*SUPPLIED DATA*
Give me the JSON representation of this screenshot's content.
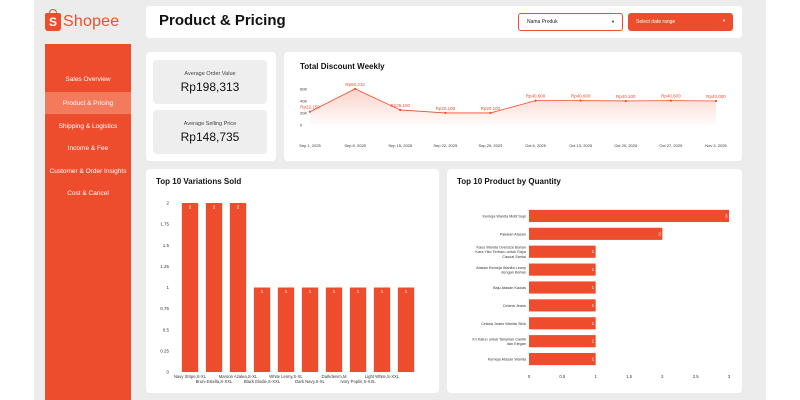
{
  "brand": {
    "name": "Shopee",
    "mark": "S"
  },
  "header": {
    "title": "Product & Pricing",
    "product_dropdown": "Nama Produk",
    "date_dropdown": "Select date range"
  },
  "sidebar": {
    "items": [
      {
        "label": "Sales Overview",
        "active": false
      },
      {
        "label": "Product & Pricing",
        "active": true
      },
      {
        "label": "Shipping & Logistics",
        "active": false
      },
      {
        "label": "Income & Fee",
        "active": false
      },
      {
        "label": "Customer & Order Insights",
        "active": false
      },
      {
        "label": "Cost & Cancel",
        "active": false
      }
    ]
  },
  "kpis": {
    "avg_order_label": "Average Order Value",
    "avg_order_value": "Rp198,313",
    "avg_price_label": "Average Selling Price",
    "avg_price_value": "Rp148,735"
  },
  "colors": {
    "accent": "#ee4d2d",
    "accent_light": "#f47a5e",
    "background": "#ececec"
  },
  "chart_data": [
    {
      "type": "area",
      "title": "Total Discount Weekly",
      "x": [
        "Sep 1, 2025",
        "Sep 8, 2025",
        "Sep 15, 2025",
        "Sep 22, 2025",
        "Sep 29, 2025",
        "Oct 6, 2025",
        "Oct 13, 2025",
        "Oct 20, 2025",
        "Oct 27, 2025",
        "Nov 3, 2025"
      ],
      "x_ticks": [
        "Sep 1, 2025",
        "Sep 8, 2025",
        "Sep 15, 2025",
        "Sep 22, 2025",
        "Sep 29, 2025",
        "Oct 6, 2025",
        "Oct 13, 2025",
        "Oct 20, 2025",
        "Oct 27, 2025",
        "Nov 3, 2025"
      ],
      "values": [
        22150,
        60210,
        25100,
        20100,
        20100,
        40600,
        40600,
        40100,
        40600,
        40000
      ],
      "labels": [
        "Rp22,150",
        "Rp60,210",
        "Rp25,100",
        "Rp20,100",
        "Rp20,100",
        "Rp40,600",
        "Rp40,600",
        "Rp40,100",
        "Rp40,600",
        "Rp40,000"
      ],
      "y_ticks": [
        "0",
        "20K",
        "40K",
        "60K"
      ],
      "ylim": [
        0,
        60000
      ]
    },
    {
      "type": "bar",
      "title": "Top 10 Variations Sold",
      "categories": [
        "Navy Stripe,S-XL",
        "Bruni Estella,S-XXL",
        "Maroon Azalea,S-XL",
        "Black Elodie,S-XXL",
        "White Leony,S-XL",
        "Dark Navy,S-XL",
        "Darkdenim,M",
        "Ivory Poplin,S-XXL",
        "Light White,S-XXL",
        ""
      ],
      "values": [
        2,
        2,
        2,
        1,
        1,
        1,
        1,
        1,
        1,
        1
      ],
      "y_ticks": [
        "0",
        "0.25",
        "0.5",
        "0.75",
        "1",
        "1.25",
        "1.5",
        "1.75",
        "2"
      ],
      "ylim": [
        0,
        2
      ]
    },
    {
      "type": "bar",
      "orientation": "horizontal",
      "title": "Top 10 Product by Quantity",
      "categories": [
        [
          "Kemeja Wanita Motif Supi"
        ],
        [
          "Pakaian Atasan"
        ],
        [
          "Kaos Wanita Oversize Bahan",
          "Kara Yiko Terbaru untuk Gaya",
          "Casual Santai"
        ],
        [
          "Atasan Kemeja Wanita Leony",
          "dengan Bahan"
        ],
        [
          "Baju Atasan Kaolas"
        ],
        [
          "Celana Jeans"
        ],
        [
          "Celana Jeans Wanita Slick"
        ],
        [
          "Xri Katun untuk Tampilan Cantik",
          "dan Elegan"
        ],
        [
          "Kemeja Atasan Wanita"
        ]
      ],
      "values": [
        3,
        2,
        1,
        1,
        1,
        1,
        1,
        1,
        1
      ],
      "x_ticks": [
        "0",
        "0.5",
        "1",
        "1.5",
        "2",
        "2.5",
        "3"
      ],
      "xlim": [
        0,
        3
      ]
    }
  ]
}
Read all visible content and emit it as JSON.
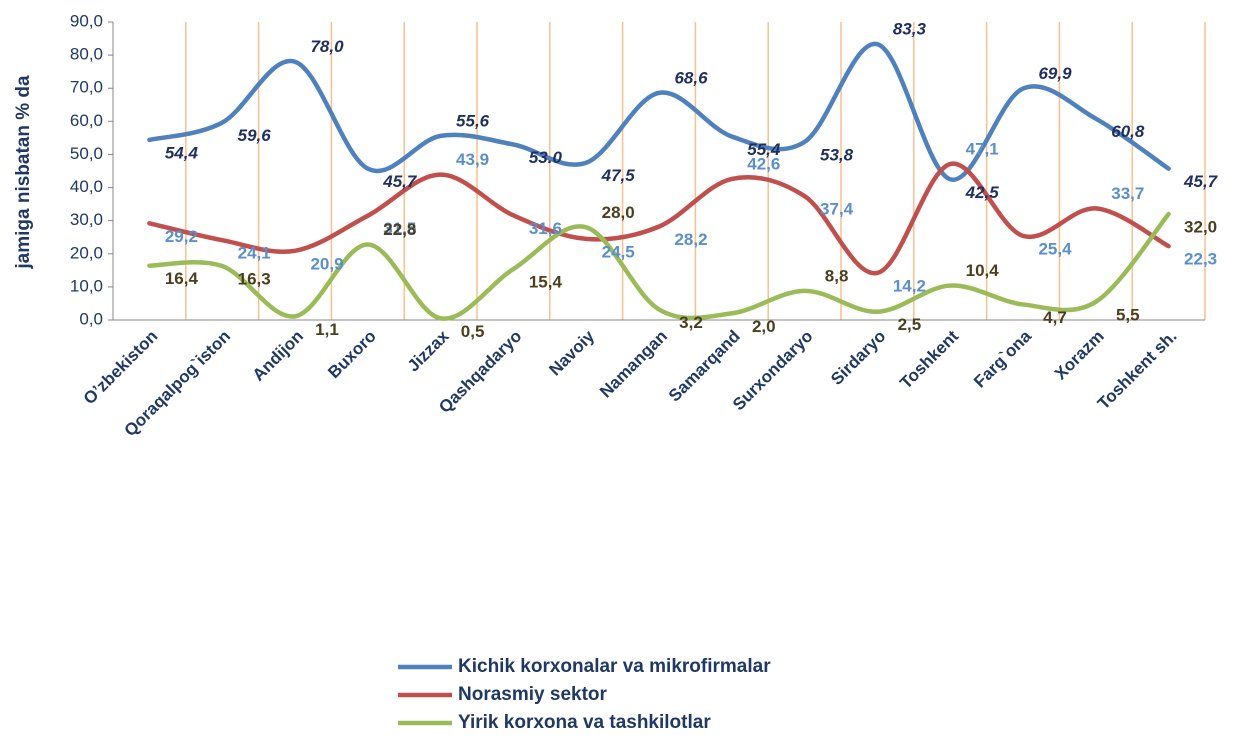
{
  "chart_data": {
    "type": "line",
    "ylabel": "jamiga nisbatan % da",
    "categories": [
      "O’zbekiston",
      "Qoraqalpog`iston",
      "Andijon",
      "Buxoro",
      "Jizzax",
      "Qashqadaryo",
      "Navoiy",
      "Namangan",
      "Samarqand",
      "Surxondaryo",
      "Sirdaryo",
      "Toshkent",
      "Farg`ona",
      "Xorazm",
      "Toshkent sh."
    ],
    "series": [
      {
        "name": "Kichik korxonalar va mikrofirmalar",
        "color": "#4f81bd",
        "label_color": "#1f2f5f",
        "values": [
          54.4,
          59.6,
          78.0,
          45.7,
          55.6,
          53.0,
          47.5,
          68.6,
          55.4,
          53.8,
          83.3,
          42.5,
          69.9,
          60.8,
          45.7
        ],
        "value_labels": [
          "54,4",
          "59,6",
          "78,0",
          "45,7",
          "55,6",
          "53.0",
          "47,5",
          "68,6",
          "55,4",
          "53,8",
          "83,3",
          "42,5",
          "69,9",
          "60,8",
          "45,7"
        ]
      },
      {
        "name": "Norasmiy sektor",
        "color": "#c0504d",
        "label_color": "#5b8fcb",
        "values": [
          29.2,
          24.1,
          20.9,
          31.5,
          43.9,
          31.6,
          24.5,
          28.2,
          42.6,
          37.4,
          14.2,
          47.1,
          25.4,
          33.7,
          22.3
        ],
        "value_labels": [
          "29,2",
          "24,1",
          "20,9",
          "31,5",
          "43,9",
          "31,6",
          "24,5",
          "28,2",
          "42,6",
          "37,4",
          "14,2",
          "47,1",
          "25,4",
          "33,7",
          "22,3"
        ]
      },
      {
        "name": "Yirik korxona va tashkilotlar",
        "color": "#9bbb59",
        "label_color": "#4a3f1f",
        "values": [
          16.4,
          16.3,
          1.1,
          22.8,
          0.5,
          15.4,
          28.0,
          3.2,
          2.0,
          8.8,
          2.5,
          10.4,
          4.7,
          5.5,
          32.0
        ],
        "value_labels": [
          "16,4",
          "16,3",
          "1,1",
          "22,8",
          "0,5",
          "15,4",
          "28,0",
          "3,2",
          "2,0",
          "8,8",
          "2,5",
          "10,4",
          "4,7",
          "5,5",
          "32,0"
        ]
      }
    ],
    "ylim": [
      0,
      90
    ],
    "yticks": [
      {
        "value": 0,
        "label": "0,0"
      },
      {
        "value": 10,
        "label": "10,0"
      },
      {
        "value": 20,
        "label": "20,0"
      },
      {
        "value": 30,
        "label": "30,0"
      },
      {
        "value": 40,
        "label": "40,0"
      },
      {
        "value": 50,
        "label": "50,0"
      },
      {
        "value": 60,
        "label": "60,0"
      },
      {
        "value": 70,
        "label": "70,0"
      },
      {
        "value": 80,
        "label": "80,0"
      },
      {
        "value": 90,
        "label": "90,0"
      }
    ],
    "vertical_grid": true,
    "grid_color": "#f9c08f",
    "smooth": true,
    "legend": "bottom"
  }
}
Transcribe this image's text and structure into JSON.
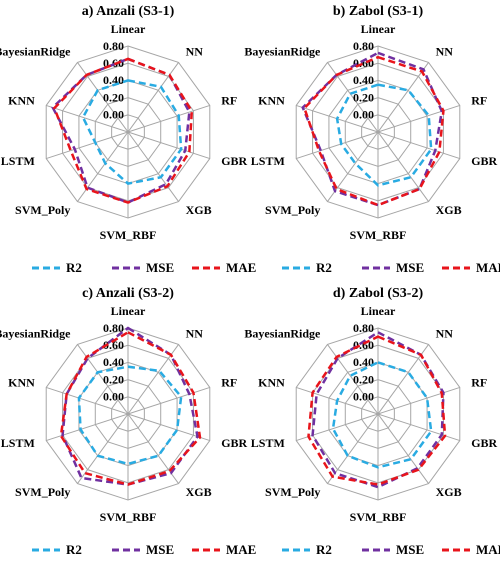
{
  "chart_data": [
    {
      "type": "radar",
      "title": "a) Anzali  (S3-1)",
      "categories": [
        "Linear",
        "NN",
        "RF",
        "GBR",
        "XGB",
        "SVM_RBF",
        "SVM_Poly",
        "LSTM",
        "KNN",
        "BayesianRidge"
      ],
      "rlim": [
        -0.2,
        0.8
      ],
      "yticks": [
        {
          "value": 0,
          "label": "0.00"
        },
        {
          "value": 0.2,
          "label": "0.20"
        },
        {
          "value": 0.4,
          "label": "0.40"
        },
        {
          "value": 0.6,
          "label": "0.60"
        },
        {
          "value": 0.8,
          "label": "0.80"
        }
      ],
      "series": [
        {
          "name": "R2",
          "color": "#29abe2",
          "values": [
            0.4,
            0.45,
            0.42,
            0.45,
            0.45,
            0.4,
            0.25,
            0.2,
            0.35,
            0.4
          ]
        },
        {
          "name": "MSE",
          "color": "#7030a0",
          "values": [
            0.65,
            0.62,
            0.55,
            0.5,
            0.55,
            0.62,
            0.6,
            0.45,
            0.72,
            0.62
          ]
        },
        {
          "name": "MAE",
          "color": "#e8141b",
          "values": [
            0.65,
            0.62,
            0.58,
            0.55,
            0.58,
            0.62,
            0.62,
            0.5,
            0.7,
            0.62
          ]
        }
      ]
    },
    {
      "type": "radar",
      "title": "b) Zabol  (S3-1)",
      "categories": [
        "Linear",
        "NN",
        "RF",
        "GBR",
        "XGB",
        "SVM_RBF",
        "SVM_Poly",
        "LSTM",
        "KNN",
        "BayesianRidge"
      ],
      "rlim": [
        -0.2,
        0.8
      ],
      "yticks": [
        {
          "value": 0,
          "label": "0.00"
        },
        {
          "value": 0.2,
          "label": "0.20"
        },
        {
          "value": 0.4,
          "label": "0.40"
        },
        {
          "value": 0.6,
          "label": "0.60"
        },
        {
          "value": 0.8,
          "label": "0.80"
        }
      ],
      "series": [
        {
          "name": "R2",
          "color": "#29abe2",
          "values": [
            0.35,
            0.4,
            0.42,
            0.45,
            0.45,
            0.42,
            0.25,
            0.25,
            0.3,
            0.35
          ]
        },
        {
          "name": "MSE",
          "color": "#7030a0",
          "values": [
            0.72,
            0.7,
            0.58,
            0.5,
            0.62,
            0.65,
            0.65,
            0.5,
            0.72,
            0.62
          ]
        },
        {
          "name": "MAE",
          "color": "#e8141b",
          "values": [
            0.67,
            0.67,
            0.6,
            0.55,
            0.62,
            0.65,
            0.62,
            0.52,
            0.7,
            0.62
          ]
        }
      ]
    },
    {
      "type": "radar",
      "title": "c) Anzali  (S3-2)",
      "categories": [
        "Linear",
        "NN",
        "RF",
        "GBR",
        "XGB",
        "SVM_RBF",
        "SVM_Poly",
        "LSTM",
        "KNN",
        "BayesianRidge"
      ],
      "rlim": [
        -0.2,
        0.8
      ],
      "yticks": [
        {
          "value": 0,
          "label": "0.00"
        },
        {
          "value": 0.2,
          "label": "0.20"
        },
        {
          "value": 0.4,
          "label": "0.40"
        },
        {
          "value": 0.6,
          "label": "0.60"
        },
        {
          "value": 0.8,
          "label": "0.80"
        }
      ],
      "series": [
        {
          "name": "R2",
          "color": "#29abe2",
          "values": [
            0.35,
            0.42,
            0.45,
            0.4,
            0.4,
            0.38,
            0.4,
            0.38,
            0.4,
            0.4
          ]
        },
        {
          "name": "MSE",
          "color": "#7030a0",
          "values": [
            0.8,
            0.65,
            0.55,
            0.65,
            0.65,
            0.62,
            0.72,
            0.6,
            0.55,
            0.6
          ]
        },
        {
          "name": "MAE",
          "color": "#e8141b",
          "values": [
            0.75,
            0.65,
            0.6,
            0.68,
            0.62,
            0.62,
            0.65,
            0.62,
            0.55,
            0.62
          ]
        }
      ]
    },
    {
      "type": "radar",
      "title": "d) Zabol  (S3-2)",
      "categories": [
        "Linear",
        "NN",
        "RF",
        "GBR",
        "XGB",
        "SVM_RBF",
        "SVM_Poly",
        "LSTM",
        "KNN",
        "BayesianRidge"
      ],
      "rlim": [
        -0.2,
        0.8
      ],
      "yticks": [
        {
          "value": 0,
          "label": "0.00"
        },
        {
          "value": 0.2,
          "label": "0.20"
        },
        {
          "value": 0.4,
          "label": "0.40"
        },
        {
          "value": 0.6,
          "label": "0.60"
        },
        {
          "value": 0.8,
          "label": "0.80"
        }
      ],
      "series": [
        {
          "name": "R2",
          "color": "#29abe2",
          "values": [
            0.4,
            0.4,
            0.4,
            0.45,
            0.45,
            0.42,
            0.4,
            0.35,
            0.3,
            0.35
          ]
        },
        {
          "name": "MSE",
          "color": "#7030a0",
          "values": [
            0.75,
            0.65,
            0.6,
            0.58,
            0.58,
            0.65,
            0.65,
            0.6,
            0.55,
            0.6
          ]
        },
        {
          "name": "MAE",
          "color": "#e8141b",
          "values": [
            0.7,
            0.65,
            0.58,
            0.62,
            0.6,
            0.62,
            0.7,
            0.65,
            0.6,
            0.62
          ]
        }
      ]
    }
  ]
}
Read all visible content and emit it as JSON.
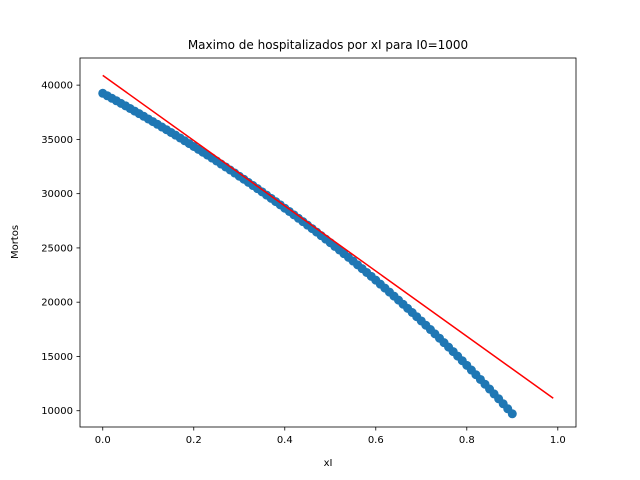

*TASK INSTRUCTIONS*
Write out every line of the preceding listing that contains "untuk".

*FINISHED TASK*
          "Kara Yiko Terbaru untuk Gaya",
          "Xri Katun untuk Tampilan Cantik",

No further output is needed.